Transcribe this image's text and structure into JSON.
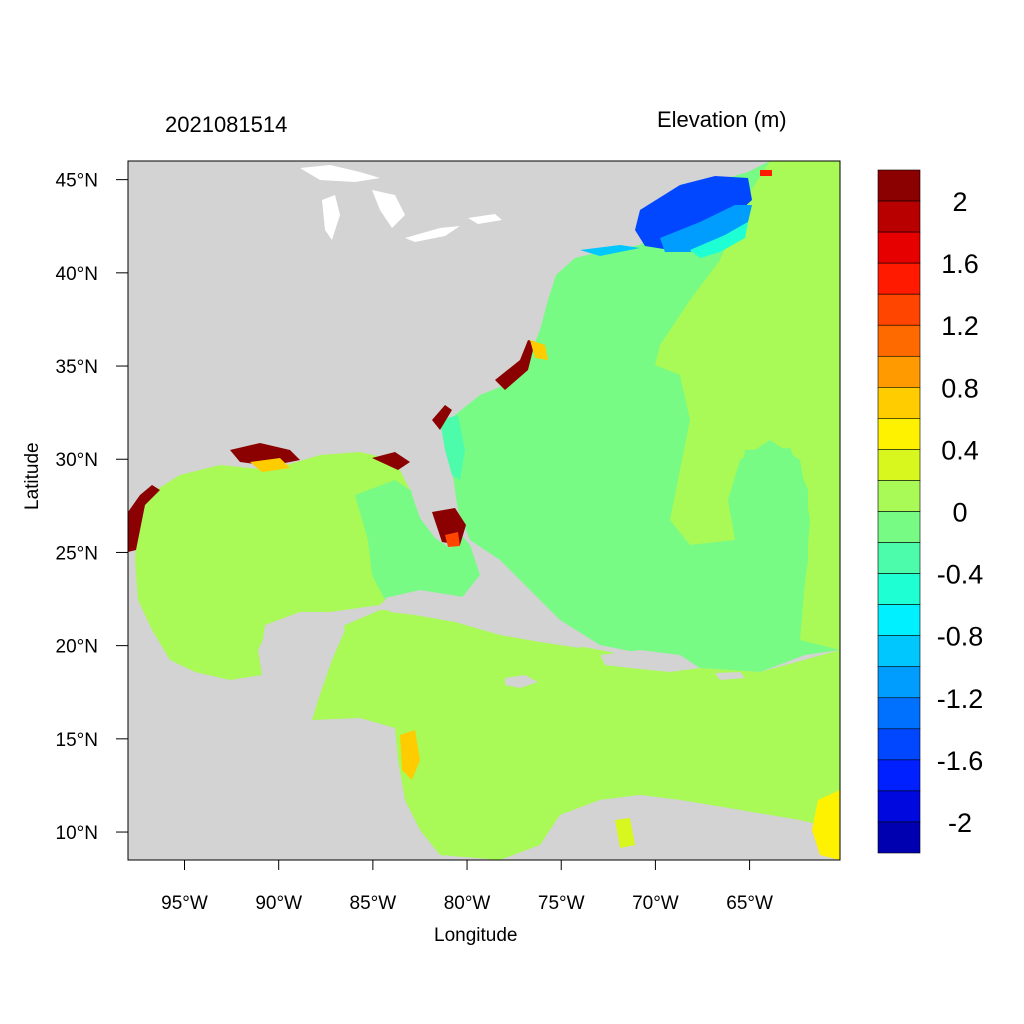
{
  "titles": {
    "left": "2021081514",
    "right": "Elevation (m)"
  },
  "axes": {
    "x_title": "Longitude",
    "y_title": "Latitude",
    "x_ticks": [
      {
        "value": -95,
        "label": "95°W"
      },
      {
        "value": -90,
        "label": "90°W"
      },
      {
        "value": -85,
        "label": "85°W"
      },
      {
        "value": -80,
        "label": "80°W"
      },
      {
        "value": -75,
        "label": "75°W"
      },
      {
        "value": -70,
        "label": "70°W"
      },
      {
        "value": -65,
        "label": "65°W"
      }
    ],
    "y_ticks": [
      {
        "value": 45,
        "label": "45°N"
      },
      {
        "value": 40,
        "label": "40°N"
      },
      {
        "value": 35,
        "label": "35°N"
      },
      {
        "value": 30,
        "label": "30°N"
      },
      {
        "value": 25,
        "label": "25°N"
      },
      {
        "value": 20,
        "label": "20°N"
      },
      {
        "value": 15,
        "label": "15°N"
      },
      {
        "value": 10,
        "label": "10°N"
      }
    ],
    "lon_range": [
      -98,
      -60.2
    ],
    "lat_range": [
      8.5,
      46
    ]
  },
  "colorbar": {
    "colors": [
      "#8b0000",
      "#b80000",
      "#e60000",
      "#ff1a00",
      "#ff4500",
      "#ff6a00",
      "#ff9a00",
      "#ffcc00",
      "#fff200",
      "#d7f71e",
      "#a9f957",
      "#77fb84",
      "#4cfcab",
      "#1effd4",
      "#00f0ff",
      "#00c8ff",
      "#009dff",
      "#0070ff",
      "#0047ff",
      "#0020ff",
      "#0008e0",
      "#0000b0"
    ],
    "labels": [
      "2",
      "1.6",
      "1.2",
      "0.8",
      "0.4",
      "0",
      "-0.4",
      "-0.8",
      "-1.2",
      "-1.6",
      "-2"
    ]
  },
  "map_colors": {
    "land": "#d3d3d3",
    "lake": "#ffffff",
    "water_zero_pos": "#a9f957",
    "water_zero_neg": "#77fb84"
  }
}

### WHAT TO DO
Output the records above exactly; leave out the pictures.

### PROBLEM SOLUTION
Transcribe this image's text and structure into JSON.
{
  "titles": {
    "left": "2021081514",
    "right": "Elevation (m)"
  },
  "axes": {
    "x_title": "Longitude",
    "y_title": "Latitude",
    "x_ticks": [
      {
        "value": -95,
        "label": "95°W"
      },
      {
        "value": -90,
        "label": "90°W"
      },
      {
        "value": -85,
        "label": "85°W"
      },
      {
        "value": -80,
        "label": "80°W"
      },
      {
        "value": -75,
        "label": "75°W"
      },
      {
        "value": -70,
        "label": "70°W"
      },
      {
        "value": -65,
        "label": "65°W"
      }
    ],
    "y_ticks": [
      {
        "value": 45,
        "label": "45°N"
      },
      {
        "value": 40,
        "label": "40°N"
      },
      {
        "value": 35,
        "label": "35°N"
      },
      {
        "value": 30,
        "label": "30°N"
      },
      {
        "value": 25,
        "label": "25°N"
      },
      {
        "value": 20,
        "label": "20°N"
      },
      {
        "value": 15,
        "label": "15°N"
      },
      {
        "value": 10,
        "label": "10°N"
      }
    ],
    "lon_range": [
      -98,
      -60.2
    ],
    "lat_range": [
      8.5,
      46
    ]
  },
  "colorbar": {
    "colors": [
      "#8b0000",
      "#b80000",
      "#e60000",
      "#ff1a00",
      "#ff4500",
      "#ff6a00",
      "#ff9a00",
      "#ffcc00",
      "#fff200",
      "#d7f71e",
      "#a9f957",
      "#77fb84",
      "#4cfcab",
      "#1effd4",
      "#00f0ff",
      "#00c8ff",
      "#009dff",
      "#0070ff",
      "#0047ff",
      "#0020ff",
      "#0008e0",
      "#0000b0"
    ],
    "labels": [
      "2",
      "1.6",
      "1.2",
      "0.8",
      "0.4",
      "0",
      "-0.4",
      "-0.8",
      "-1.2",
      "-1.6",
      "-2"
    ]
  },
  "map_colors": {
    "land": "#d3d3d3",
    "lake": "#ffffff",
    "water_zero_pos": "#a9f957",
    "water_zero_neg": "#77fb84"
  }
}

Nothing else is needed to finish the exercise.